作業内容:
以下のページ抜粋について、次の問いに答えてください。
1. アップ釦71が入力されている間、制御装置4のどの入力部端子へ入力が入るか。
2. ダウン釦72からの信号が入力されたとき、入力部端子Bi8へ入力される信号は何か。
3. コントロールユニット70は、どのモードでエレベータかご2を手動で昇降操作させるか。

図1との違いは、かご上に、表示器40と、エレベータかご2を点検運転モードで手動で昇降操作させるコントロールユニット70と、点検運転モードの際に上昇運転を手動操作で可能とするアップ釦71と、下降運転を手動操作で可能とするダウン釦72とを備えていることである。アップ釦71が入力されている間、制御装置4の入力部端子Bi7へ入力が入り、点検運転モードとなっている条件で、出力部端子Bo7からの信号により、エレベータかご2を低速で上昇させる低速上昇運転モードへ移行する。ダウン釦72からの信号が入力された場合、制御装置4の入力部端子Bi8へダウン運転信号“1”が入力され、点検運転モードとなっている条件で、出力部端子Bo8からの信号により、エレベータかご2を低速で下降させる低速下降運転モードへ移行する。

項目一覧:
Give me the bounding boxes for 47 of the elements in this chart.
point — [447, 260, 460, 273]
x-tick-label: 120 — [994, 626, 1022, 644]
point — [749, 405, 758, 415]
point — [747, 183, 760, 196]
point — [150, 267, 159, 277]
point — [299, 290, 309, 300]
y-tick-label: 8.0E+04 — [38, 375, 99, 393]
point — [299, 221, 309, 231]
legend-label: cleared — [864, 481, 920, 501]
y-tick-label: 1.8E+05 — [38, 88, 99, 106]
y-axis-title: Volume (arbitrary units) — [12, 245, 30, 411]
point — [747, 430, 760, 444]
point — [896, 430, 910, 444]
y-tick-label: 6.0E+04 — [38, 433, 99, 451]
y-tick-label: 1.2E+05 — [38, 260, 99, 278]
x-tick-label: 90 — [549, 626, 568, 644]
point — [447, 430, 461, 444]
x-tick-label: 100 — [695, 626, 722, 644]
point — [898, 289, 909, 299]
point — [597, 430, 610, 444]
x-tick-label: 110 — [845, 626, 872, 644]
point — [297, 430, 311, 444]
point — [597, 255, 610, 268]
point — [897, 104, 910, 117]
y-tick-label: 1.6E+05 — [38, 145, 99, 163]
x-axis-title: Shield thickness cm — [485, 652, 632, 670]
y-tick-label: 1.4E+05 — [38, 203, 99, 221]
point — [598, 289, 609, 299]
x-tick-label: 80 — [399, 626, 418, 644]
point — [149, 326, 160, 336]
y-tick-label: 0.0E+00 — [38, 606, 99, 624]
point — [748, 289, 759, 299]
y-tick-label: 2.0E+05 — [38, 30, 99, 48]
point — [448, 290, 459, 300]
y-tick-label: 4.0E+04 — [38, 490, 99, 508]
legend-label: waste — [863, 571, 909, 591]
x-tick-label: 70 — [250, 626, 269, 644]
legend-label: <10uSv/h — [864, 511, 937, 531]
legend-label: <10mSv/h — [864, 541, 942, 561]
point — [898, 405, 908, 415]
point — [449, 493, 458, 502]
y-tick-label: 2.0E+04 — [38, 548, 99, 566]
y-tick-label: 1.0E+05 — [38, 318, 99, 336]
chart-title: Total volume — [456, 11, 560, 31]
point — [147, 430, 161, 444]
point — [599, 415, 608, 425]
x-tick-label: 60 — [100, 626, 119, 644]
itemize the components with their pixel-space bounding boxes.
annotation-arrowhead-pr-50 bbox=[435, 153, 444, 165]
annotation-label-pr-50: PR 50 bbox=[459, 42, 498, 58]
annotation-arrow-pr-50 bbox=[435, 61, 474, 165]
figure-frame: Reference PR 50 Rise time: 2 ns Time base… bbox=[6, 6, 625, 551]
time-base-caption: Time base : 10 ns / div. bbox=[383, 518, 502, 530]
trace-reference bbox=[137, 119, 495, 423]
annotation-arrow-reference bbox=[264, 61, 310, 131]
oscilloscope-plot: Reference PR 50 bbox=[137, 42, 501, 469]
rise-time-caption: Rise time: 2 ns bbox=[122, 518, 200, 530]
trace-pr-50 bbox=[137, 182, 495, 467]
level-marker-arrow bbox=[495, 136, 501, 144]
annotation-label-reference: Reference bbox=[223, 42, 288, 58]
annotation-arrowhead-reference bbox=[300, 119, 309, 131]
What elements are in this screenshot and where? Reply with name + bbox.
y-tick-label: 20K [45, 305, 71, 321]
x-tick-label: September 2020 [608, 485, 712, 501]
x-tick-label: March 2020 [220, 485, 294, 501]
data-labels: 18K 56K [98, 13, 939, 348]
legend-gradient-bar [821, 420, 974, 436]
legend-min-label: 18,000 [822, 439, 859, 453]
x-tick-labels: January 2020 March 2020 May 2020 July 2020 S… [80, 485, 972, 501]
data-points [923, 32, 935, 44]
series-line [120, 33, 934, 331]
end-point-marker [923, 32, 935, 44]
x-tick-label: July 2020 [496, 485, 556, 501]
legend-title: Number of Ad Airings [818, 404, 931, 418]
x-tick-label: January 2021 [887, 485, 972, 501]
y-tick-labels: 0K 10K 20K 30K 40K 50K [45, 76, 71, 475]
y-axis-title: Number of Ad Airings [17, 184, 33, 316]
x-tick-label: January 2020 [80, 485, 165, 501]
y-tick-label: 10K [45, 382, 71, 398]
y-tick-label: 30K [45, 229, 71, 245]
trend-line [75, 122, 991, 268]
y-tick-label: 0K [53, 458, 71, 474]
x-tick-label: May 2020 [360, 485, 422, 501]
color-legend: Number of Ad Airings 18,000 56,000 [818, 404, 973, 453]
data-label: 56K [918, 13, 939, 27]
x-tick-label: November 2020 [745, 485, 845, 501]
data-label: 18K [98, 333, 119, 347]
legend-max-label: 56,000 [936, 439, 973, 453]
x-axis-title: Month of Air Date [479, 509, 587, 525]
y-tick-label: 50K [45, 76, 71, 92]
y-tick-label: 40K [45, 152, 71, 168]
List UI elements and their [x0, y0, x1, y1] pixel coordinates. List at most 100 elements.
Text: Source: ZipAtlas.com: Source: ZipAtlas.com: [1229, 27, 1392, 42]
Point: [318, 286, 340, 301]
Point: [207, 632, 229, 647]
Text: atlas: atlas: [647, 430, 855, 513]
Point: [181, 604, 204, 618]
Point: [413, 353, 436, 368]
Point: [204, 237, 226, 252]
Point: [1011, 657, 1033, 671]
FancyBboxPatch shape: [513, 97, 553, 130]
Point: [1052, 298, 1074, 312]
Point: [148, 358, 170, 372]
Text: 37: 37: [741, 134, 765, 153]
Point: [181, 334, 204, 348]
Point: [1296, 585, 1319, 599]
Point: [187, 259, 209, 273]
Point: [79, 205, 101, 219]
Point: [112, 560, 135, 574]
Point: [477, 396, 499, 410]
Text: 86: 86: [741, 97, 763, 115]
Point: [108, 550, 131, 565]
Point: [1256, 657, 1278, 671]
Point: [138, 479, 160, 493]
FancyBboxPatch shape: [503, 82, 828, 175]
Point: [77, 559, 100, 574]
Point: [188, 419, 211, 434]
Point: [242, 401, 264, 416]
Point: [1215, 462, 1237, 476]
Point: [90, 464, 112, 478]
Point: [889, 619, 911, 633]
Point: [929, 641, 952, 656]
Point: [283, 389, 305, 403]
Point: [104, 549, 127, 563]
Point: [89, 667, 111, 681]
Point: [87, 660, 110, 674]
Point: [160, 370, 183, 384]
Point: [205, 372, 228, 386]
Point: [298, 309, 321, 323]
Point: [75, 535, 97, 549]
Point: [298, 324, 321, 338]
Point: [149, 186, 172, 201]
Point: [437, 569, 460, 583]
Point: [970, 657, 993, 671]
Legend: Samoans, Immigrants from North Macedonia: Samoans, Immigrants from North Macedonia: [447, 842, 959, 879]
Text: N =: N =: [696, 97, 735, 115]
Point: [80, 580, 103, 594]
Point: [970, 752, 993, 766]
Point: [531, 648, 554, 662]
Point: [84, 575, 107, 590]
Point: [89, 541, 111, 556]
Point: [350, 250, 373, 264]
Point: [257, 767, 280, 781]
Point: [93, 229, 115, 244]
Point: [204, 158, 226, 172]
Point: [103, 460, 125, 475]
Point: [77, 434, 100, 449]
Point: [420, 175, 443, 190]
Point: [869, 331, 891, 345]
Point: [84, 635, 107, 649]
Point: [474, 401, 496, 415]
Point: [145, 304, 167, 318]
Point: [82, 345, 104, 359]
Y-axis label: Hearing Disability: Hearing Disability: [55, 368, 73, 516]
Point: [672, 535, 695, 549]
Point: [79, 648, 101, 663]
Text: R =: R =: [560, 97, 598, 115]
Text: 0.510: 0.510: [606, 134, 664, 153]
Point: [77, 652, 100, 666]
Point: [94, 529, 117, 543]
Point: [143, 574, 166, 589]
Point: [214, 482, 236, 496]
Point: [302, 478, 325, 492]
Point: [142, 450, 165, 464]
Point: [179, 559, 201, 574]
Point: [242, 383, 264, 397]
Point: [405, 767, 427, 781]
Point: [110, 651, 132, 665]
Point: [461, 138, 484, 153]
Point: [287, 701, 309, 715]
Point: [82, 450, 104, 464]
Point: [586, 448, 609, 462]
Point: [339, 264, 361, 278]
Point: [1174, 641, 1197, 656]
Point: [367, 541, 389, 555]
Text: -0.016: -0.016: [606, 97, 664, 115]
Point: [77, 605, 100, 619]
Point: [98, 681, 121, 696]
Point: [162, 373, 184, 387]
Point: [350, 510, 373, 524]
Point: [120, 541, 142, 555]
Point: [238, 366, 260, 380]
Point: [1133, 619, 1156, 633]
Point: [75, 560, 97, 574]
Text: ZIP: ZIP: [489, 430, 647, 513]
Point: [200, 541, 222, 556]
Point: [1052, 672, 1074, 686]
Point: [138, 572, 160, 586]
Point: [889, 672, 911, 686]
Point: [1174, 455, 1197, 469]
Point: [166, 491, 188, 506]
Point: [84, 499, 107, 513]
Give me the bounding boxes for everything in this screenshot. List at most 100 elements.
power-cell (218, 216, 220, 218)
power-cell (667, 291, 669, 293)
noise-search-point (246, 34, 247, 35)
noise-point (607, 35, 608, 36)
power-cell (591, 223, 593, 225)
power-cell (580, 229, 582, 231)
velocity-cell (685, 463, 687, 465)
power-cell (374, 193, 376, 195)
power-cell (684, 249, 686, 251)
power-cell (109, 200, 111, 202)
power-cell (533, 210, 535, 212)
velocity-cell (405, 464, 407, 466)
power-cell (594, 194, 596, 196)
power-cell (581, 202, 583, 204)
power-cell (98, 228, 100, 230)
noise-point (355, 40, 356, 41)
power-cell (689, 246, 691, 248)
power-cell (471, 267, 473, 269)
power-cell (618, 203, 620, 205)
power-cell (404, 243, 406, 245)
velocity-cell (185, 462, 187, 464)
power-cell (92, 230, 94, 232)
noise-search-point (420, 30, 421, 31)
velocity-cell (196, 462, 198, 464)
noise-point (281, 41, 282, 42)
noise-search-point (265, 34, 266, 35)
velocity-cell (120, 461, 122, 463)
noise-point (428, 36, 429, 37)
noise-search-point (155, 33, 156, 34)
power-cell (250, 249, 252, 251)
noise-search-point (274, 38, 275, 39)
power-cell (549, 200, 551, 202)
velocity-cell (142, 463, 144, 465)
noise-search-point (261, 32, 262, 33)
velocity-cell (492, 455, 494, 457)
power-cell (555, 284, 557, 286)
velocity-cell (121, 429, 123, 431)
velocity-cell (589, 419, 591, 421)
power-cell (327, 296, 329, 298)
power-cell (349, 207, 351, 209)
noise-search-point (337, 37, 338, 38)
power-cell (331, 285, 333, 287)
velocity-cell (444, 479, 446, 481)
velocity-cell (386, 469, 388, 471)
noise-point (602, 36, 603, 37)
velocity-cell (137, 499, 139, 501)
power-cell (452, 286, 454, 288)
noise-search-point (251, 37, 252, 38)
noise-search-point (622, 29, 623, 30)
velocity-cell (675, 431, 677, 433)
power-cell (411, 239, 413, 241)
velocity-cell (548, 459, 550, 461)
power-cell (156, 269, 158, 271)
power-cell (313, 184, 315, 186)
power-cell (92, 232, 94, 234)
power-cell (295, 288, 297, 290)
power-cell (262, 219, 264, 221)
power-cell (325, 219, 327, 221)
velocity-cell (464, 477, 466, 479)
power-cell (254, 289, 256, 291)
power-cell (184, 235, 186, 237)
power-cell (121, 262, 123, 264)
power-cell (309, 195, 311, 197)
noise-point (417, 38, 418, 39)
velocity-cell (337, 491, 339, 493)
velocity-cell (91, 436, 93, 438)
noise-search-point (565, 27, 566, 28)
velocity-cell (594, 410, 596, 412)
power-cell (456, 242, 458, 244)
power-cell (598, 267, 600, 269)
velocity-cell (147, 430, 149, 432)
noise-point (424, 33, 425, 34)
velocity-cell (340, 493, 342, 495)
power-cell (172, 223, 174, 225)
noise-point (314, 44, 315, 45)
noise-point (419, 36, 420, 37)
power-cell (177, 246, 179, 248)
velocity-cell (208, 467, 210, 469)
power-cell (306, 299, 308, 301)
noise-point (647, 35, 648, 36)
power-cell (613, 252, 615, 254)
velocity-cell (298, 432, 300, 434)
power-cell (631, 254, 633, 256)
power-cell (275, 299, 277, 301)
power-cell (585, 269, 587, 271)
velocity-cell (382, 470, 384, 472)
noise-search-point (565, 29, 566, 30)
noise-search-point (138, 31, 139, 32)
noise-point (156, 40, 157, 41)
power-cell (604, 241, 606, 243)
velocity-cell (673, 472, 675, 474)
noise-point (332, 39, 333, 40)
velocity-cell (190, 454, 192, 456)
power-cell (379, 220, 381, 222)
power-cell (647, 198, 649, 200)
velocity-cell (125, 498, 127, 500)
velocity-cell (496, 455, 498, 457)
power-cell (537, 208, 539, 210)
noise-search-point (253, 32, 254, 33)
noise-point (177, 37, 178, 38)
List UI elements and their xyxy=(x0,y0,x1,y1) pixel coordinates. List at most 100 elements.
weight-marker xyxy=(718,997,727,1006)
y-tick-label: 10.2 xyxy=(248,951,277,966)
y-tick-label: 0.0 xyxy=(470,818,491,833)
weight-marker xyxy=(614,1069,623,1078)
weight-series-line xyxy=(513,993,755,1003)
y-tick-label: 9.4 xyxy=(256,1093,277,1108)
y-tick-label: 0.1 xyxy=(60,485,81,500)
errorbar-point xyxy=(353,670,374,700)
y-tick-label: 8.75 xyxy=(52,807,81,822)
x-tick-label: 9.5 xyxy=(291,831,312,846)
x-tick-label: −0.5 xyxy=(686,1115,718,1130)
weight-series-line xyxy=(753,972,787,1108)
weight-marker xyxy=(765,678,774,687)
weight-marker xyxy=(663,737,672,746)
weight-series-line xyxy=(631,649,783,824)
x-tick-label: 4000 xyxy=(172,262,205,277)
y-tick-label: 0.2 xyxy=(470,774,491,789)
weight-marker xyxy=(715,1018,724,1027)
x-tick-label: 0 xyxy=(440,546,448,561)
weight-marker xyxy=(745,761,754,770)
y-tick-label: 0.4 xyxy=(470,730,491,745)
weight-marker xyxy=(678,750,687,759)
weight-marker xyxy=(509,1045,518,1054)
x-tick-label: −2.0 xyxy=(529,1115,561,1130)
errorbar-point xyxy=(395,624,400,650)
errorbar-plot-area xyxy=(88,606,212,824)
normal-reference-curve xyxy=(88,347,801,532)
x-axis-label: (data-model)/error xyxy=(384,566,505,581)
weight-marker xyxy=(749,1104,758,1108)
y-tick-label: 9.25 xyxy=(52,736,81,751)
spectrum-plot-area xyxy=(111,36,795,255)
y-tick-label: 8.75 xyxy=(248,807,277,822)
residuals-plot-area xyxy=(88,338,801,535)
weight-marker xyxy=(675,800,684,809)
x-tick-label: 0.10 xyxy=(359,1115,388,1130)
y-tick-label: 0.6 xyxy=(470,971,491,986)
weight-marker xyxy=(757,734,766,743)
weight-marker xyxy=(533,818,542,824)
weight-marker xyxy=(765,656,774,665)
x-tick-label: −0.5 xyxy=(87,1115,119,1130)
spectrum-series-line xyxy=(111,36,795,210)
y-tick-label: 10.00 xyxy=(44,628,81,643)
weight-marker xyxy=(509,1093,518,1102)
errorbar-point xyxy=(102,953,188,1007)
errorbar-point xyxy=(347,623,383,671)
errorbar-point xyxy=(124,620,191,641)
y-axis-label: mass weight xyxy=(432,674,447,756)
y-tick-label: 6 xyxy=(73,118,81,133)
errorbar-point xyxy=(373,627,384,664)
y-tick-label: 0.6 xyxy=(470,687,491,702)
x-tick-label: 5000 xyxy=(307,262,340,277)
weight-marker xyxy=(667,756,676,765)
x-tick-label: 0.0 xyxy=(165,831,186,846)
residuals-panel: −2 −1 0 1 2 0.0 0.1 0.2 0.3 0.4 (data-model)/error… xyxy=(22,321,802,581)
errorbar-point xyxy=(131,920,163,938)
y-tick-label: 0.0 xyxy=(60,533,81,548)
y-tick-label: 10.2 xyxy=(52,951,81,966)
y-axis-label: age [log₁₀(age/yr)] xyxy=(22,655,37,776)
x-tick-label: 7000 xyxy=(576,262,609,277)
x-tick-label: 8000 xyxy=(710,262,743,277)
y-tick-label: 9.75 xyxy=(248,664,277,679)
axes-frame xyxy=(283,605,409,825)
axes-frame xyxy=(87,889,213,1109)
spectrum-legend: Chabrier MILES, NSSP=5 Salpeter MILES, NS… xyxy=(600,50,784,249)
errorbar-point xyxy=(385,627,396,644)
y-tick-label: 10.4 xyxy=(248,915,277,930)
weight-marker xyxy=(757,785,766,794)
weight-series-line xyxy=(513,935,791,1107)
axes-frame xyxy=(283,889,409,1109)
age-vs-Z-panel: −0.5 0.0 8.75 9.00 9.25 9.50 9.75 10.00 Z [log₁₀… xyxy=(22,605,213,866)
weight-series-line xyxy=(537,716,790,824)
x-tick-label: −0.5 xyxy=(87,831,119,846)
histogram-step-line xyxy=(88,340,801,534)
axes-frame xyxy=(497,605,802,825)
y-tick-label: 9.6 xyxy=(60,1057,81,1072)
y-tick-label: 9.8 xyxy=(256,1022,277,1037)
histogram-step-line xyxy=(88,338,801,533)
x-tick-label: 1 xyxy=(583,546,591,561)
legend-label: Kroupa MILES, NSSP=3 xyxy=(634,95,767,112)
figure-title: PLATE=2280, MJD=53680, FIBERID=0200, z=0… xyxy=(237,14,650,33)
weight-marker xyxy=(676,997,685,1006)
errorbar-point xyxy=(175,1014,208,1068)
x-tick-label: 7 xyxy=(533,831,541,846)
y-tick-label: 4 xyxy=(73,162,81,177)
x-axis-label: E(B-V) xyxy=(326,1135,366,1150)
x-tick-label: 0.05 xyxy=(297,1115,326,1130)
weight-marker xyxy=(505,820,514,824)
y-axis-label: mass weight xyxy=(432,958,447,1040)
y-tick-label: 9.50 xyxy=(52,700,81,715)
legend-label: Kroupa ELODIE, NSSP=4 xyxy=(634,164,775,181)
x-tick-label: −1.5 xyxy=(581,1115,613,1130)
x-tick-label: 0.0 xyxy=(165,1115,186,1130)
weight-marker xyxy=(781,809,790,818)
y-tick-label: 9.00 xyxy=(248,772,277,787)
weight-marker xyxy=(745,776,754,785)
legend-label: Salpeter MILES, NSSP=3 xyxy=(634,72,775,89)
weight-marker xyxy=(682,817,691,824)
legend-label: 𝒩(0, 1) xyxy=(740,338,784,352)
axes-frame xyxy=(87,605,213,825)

結果:
1. 入力部端子Bi7
2. ダウン運転信号“1”
3. 点検運転モード